§ **Texte source**:
────────────────
Le Chili de Vargas fait tomber le champion du monde

Ils étaient six, cinq ont réussi à franchir le premier tour. Les sud-américains n’ont pas déçu pour le retour de l’épreuve reine sur leur continent après 36 ans d’attente. Si certains ont surpris et conquis les non-initiés, d’autres, favoris annoncés, se sont effondrés. Le bilan des sud-américains.

36 ans d’attente pour enfin revoir une Coupe du Monde sur le continent, l’heure était venue de montrer au monde que les sud-américains savent recevoir. Avec six qualifiés au premier rang desquels Brésil et Argentine, immédiatement classés par les européens comme les favoris logiques, la CONMEBOL avait de solides arguments à faire valoir. Elle n’aura finalement pas réellement déçu ses habitués. Le bilan, sélection par sélection.

Argentine : le paradoxe


Nombreux étaient ceux qui faisaient de l’Albiceleste un finaliste potentiel. Placé dans un groupe largement à sa portée, profitant de tirages plutôt cléments jusqu’à la demi-finale, la sélection de Sabella aura donc en partie répondu aux attentes placées en elle. Pendant que ses fans s’offraient un buzz mondial avec leur chant à la gloire de Maradona, l’Albiceleste, pourtant si proche de décrocher une troisième étoile, aura cultivé les paradoxes et montré ses limites. Car s’il était une certitude, c’est bien que peu pouvaient rivaliser avec le potentiel offensif argentin. Dans l’ombre de Messi, à qui nombre de suiveurs promettaient un mondial à la Diego, les Di Maria, Lavezzi, Higuain et autres Agüero formaient effectivement une armada offensive de poids pour le sélectionneur. Restait alors à trouver une stabilité défensive, point faible annoncé de l’équipe. Sabella aura cherché la bonne formule avant de la trouver au meilleur des moments : la phase finale de l’épreuve. En sortant Fernandez et Gago pour leur préférer Demichelis et Biglia, le coach argentin réussi son pari. L’Argentine se transforme en machine à faire déjouer. Elle n’encaisse plus de buts. Malheureusement, orpheline de Di Maria, seul véritable danger offensif après l’extinction de Messi, l’invisibilité d’Agüero et la maladresse des Higuain et autres Palacio, l’Albiceleste montrera aussi (surtout) ses limites. A faire reposer son animation sur le seul talent d’un joueur, avec un sélectionneur qui touche à ses limites tactiques (la sortie de Lavezzi à la pause reste une énigme) et une profondeur de banc réduite, l’Argentine manque sa chance de décrocher une troisième étoile et, comme d’habitude, se prépare désormais à partir en quête d’un nouvel entraîneur qui devra apporter une nouvelle dynamique (voire tout reconstruire).
────────────────
§ **Données brutes**:
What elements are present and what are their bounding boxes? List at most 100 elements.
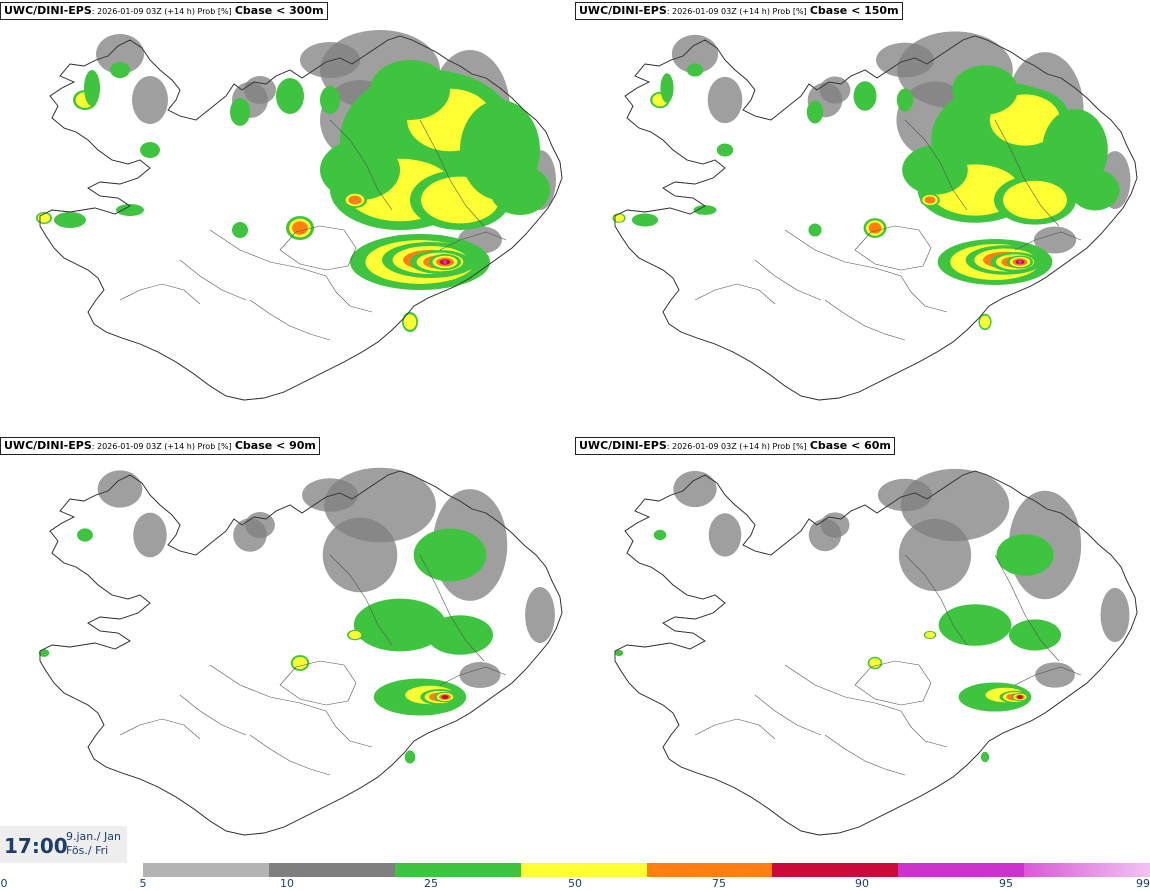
────────────────
§ **Tâches à réaliser**:
**A.** Dans l'article sur le bilan des sélections sud-américaines, quels joueurs forment, dans l'ombre de Messi, l'armada offensive argentine ? Citez-les tous.
**B.** Poursuivez l'article sur le bilan des sélections sud-américaines à partir de l'endroit où il s'arrête.

§ **Réponses fournies**:
**A.** Di Maria, Lavezzi, Higuain et Agüero.

**B.**
La faillite brésilienne : démesurée.


Pour l’européen, la débâcle brésilienne est apparue comme un véritable coup de tonnerre. Pourtant, si les proportions qu’elle a atteintes sont évidemment démesurées, le fait de ne pas voir le Brésil arriver au bout de « sa » Coupe du Monde n’est pas une surprise en soit.

Le problème brésilien ne date pas d’aujourd’hui et la victoire lors de la dernière Coupe des Confédérations aura finalement causée bien plus de dégâts que de bienfaits. Car outre ce succès, la sélection nationale auriverde ne brille plus sur le continent (éliminée dès les quarts lors de la dernière Copa America) alors que ses clubs semblent subir un lent déclin sur le plan continental, souvent sauvé au palmarès par le dernier rescapé. Le Brésil a ainsi remporté les quatre dernières Libertadores mais depuis 5 ans, un lent déclin semble amorcé. Sur la période 2005-2009, 27 clubs brésiliens participent à la Libertdores. 24 sont au rendez-vous des huitièmes, 14 des quarts, 9 des demies, 7 participent à la finale. Sur les 5 dernières saisons, 29 clubs ont pris part à la compétition. Sur ces 29, 24 sont en huitièmes, 13 en quart, 6 en demie, quatre en finale. A l’exception de l’année 2012, particulièrement faste, ce déclin est plus marqué, ponctué cette saison par le pire résultat du pays : 6 engagés, 3 seulement en  huitièmes, le dernier rescapé sautant en quart. Pour la première fois depuis 10 ans, il n’y aura aucun brésilien en finale. En Sudamericana, le bilan est guère plus brillant avec seulement deux vainqueurs au palmarès en 12 éditions.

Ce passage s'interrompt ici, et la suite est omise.